━━━━━ Information shown

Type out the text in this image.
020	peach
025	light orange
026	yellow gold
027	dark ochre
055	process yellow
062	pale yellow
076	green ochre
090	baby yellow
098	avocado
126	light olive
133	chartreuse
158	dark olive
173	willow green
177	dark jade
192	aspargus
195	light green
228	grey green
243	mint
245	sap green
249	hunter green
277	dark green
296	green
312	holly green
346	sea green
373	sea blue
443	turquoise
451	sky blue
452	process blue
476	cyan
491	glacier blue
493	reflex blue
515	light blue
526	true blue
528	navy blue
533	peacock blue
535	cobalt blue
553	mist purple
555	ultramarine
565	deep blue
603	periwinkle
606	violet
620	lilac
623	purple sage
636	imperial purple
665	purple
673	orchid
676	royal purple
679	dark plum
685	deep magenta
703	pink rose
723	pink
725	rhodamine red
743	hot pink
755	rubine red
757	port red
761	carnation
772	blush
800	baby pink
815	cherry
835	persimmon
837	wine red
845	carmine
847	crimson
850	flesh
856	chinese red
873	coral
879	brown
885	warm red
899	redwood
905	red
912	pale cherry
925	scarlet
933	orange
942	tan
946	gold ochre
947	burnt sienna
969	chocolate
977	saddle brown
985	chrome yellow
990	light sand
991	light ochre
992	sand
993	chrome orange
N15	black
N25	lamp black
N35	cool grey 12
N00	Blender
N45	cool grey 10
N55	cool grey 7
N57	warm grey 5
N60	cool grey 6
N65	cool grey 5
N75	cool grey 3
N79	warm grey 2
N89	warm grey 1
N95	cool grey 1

━━━━━━━━━━

- [Objective]:
Take the data above and return it exactly.

- [Answer below]:
Type out the text in this image.
020	peach
025	light orange
026	yellow gold
027	dark ochre
055	process yellow
062	pale yellow
076	green ochre
090	baby yellow
098	avocado
126	light olive
133	chartreuse
158	dark olive
173	willow green
177	dark jade
192	aspargus
195	light green
228	grey green
243	mint
245	sap green
249	hunter green
277	dark green
296	green
312	holly green
346	sea green
373	sea blue
443	turquoise
451	sky blue
452	process blue
476	cyan
491	glacier blue
493	reflex blue
515	light blue
526	true blue
528	navy blue
533	peacock blue
535	cobalt blue
553	mist purple
555	ultramarine
565	deep blue
603	periwinkle
606	violet
620	lilac
623	purple sage
636	imperial purple
665	purple
673	orchid
676	royal purple
679	dark plum
685	deep magenta
703	pink rose
723	pink
725	rhodamine red
743	hot pink
755	rubine red
757	port red
761	carnation
772	blush
800	baby pink
815	cherry
835	persimmon
837	wine red
845	carmine
847	crimson
850	flesh
856	chinese red
873	coral
879	brown
885	warm red
899	redwood
905	red
912	pale cherry
925	scarlet
933	orange
942	tan
946	gold ochre
947	burnt sienna
969	chocolate
977	saddle brown
985	chrome yellow
990	light sand
991	light ochre
992	sand
993	chrome orange
N15	black
N25	lamp black
N35	cool grey 12
N00	Blender
N45	cool grey 10
N55	cool grey 7
N57	warm grey 5
N60	cool grey 6
N65	cool grey 5
N75	cool grey 3
N79	warm grey 2
N89	warm grey 1
N95	cool grey 1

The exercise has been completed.